_The data:_
____

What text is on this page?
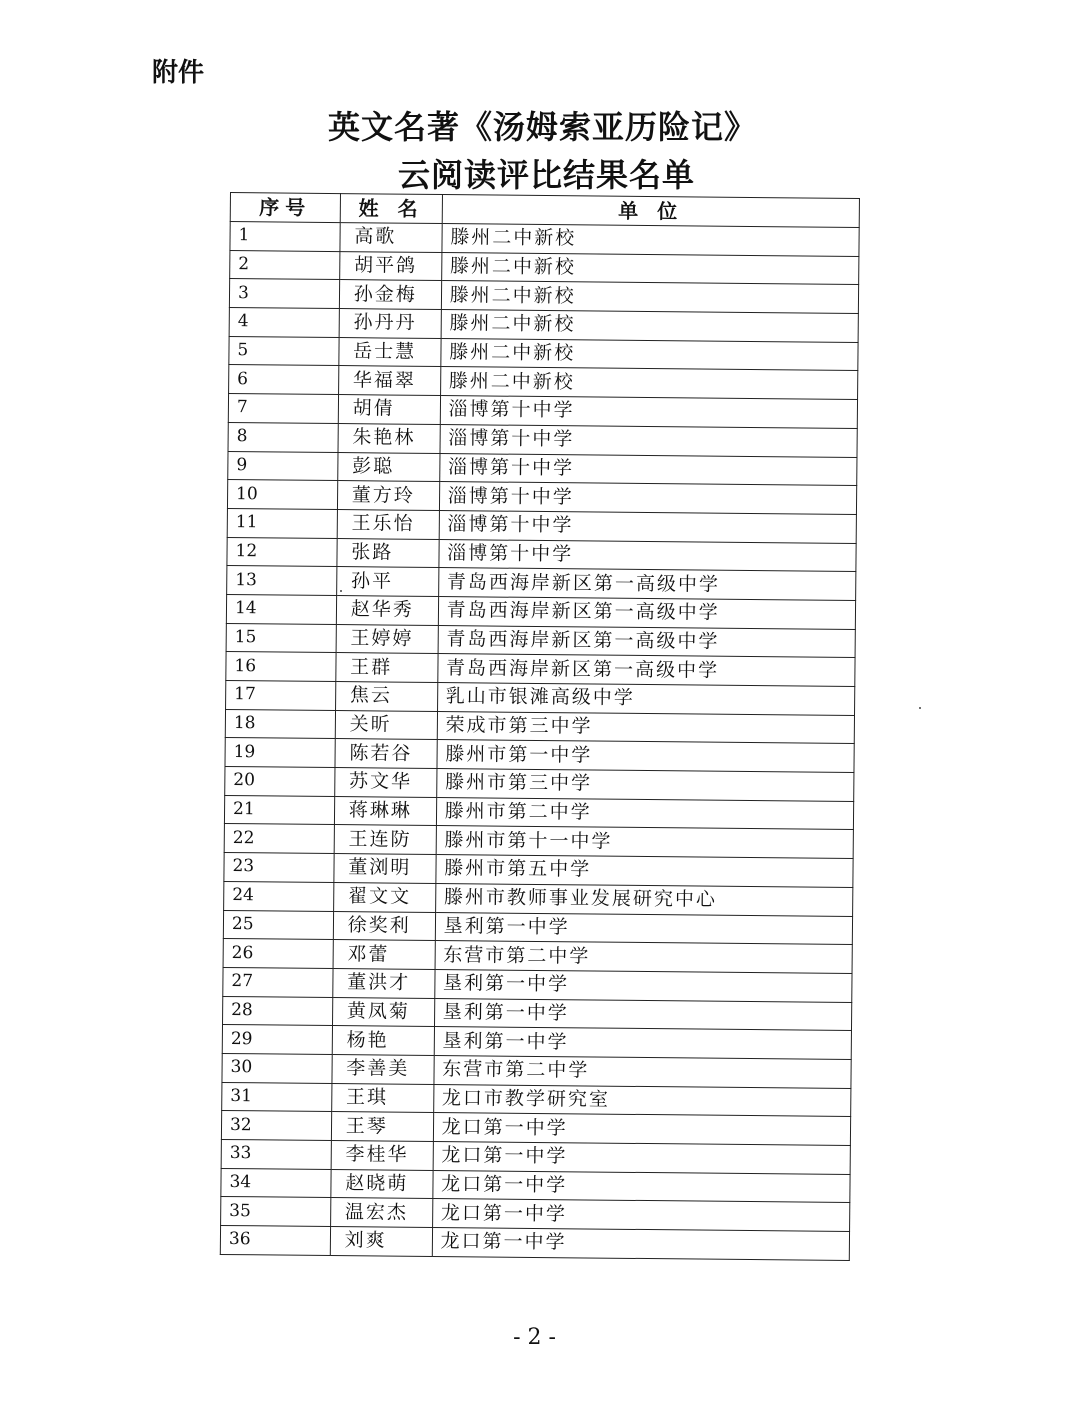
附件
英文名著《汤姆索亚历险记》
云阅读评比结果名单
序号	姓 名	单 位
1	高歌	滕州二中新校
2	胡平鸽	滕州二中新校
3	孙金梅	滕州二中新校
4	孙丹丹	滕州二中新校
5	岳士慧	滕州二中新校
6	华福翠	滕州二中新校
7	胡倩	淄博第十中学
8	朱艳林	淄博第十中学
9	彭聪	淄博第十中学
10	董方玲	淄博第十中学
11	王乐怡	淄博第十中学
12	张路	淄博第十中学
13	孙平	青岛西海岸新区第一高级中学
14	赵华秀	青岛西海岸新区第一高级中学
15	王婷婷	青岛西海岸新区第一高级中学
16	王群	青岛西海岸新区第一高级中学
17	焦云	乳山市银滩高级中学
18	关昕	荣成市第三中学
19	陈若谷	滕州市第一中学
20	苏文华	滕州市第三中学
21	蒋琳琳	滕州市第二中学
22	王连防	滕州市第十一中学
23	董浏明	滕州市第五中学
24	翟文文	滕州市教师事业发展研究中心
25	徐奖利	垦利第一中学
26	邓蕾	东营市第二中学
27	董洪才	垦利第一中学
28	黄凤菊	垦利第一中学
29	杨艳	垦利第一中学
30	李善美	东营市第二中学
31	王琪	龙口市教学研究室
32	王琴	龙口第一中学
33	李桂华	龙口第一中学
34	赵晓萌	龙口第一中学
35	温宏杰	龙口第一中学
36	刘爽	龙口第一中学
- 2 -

____

_Directions:_
Verbatim reproduction of every record is required; images are left out.

_Response for this exercise:_
What text is on this page?
附件
英文名著《汤姆索亚历险记》
云阅读评比结果名单
序号	姓 名	单 位
1	高歌	滕州二中新校
2	胡平鸽	滕州二中新校
3	孙金梅	滕州二中新校
4	孙丹丹	滕州二中新校
5	岳士慧	滕州二中新校
6	华福翠	滕州二中新校
7	胡倩	淄博第十中学
8	朱艳林	淄博第十中学
9	彭聪	淄博第十中学
10	董方玲	淄博第十中学
11	王乐怡	淄博第十中学
12	张路	淄博第十中学
13	孙平	青岛西海岸新区第一高级中学
14	赵华秀	青岛西海岸新区第一高级中学
15	王婷婷	青岛西海岸新区第一高级中学
16	王群	青岛西海岸新区第一高级中学
17	焦云	乳山市银滩高级中学
18	关昕	荣成市第三中学
19	陈若谷	滕州市第一中学
20	苏文华	滕州市第三中学
21	蒋琳琳	滕州市第二中学
22	王连防	滕州市第十一中学
23	董浏明	滕州市第五中学
24	翟文文	滕州市教师事业发展研究中心
25	徐奖利	垦利第一中学
26	邓蕾	东营市第二中学
27	董洪才	垦利第一中学
28	黄凤菊	垦利第一中学
29	杨艳	垦利第一中学
30	李善美	东营市第二中学
31	王琪	龙口市教学研究室
32	王琴	龙口第一中学
33	李桂华	龙口第一中学
34	赵晓萌	龙口第一中学
35	温宏杰	龙口第一中学
36	刘爽	龙口第一中学
- 2 -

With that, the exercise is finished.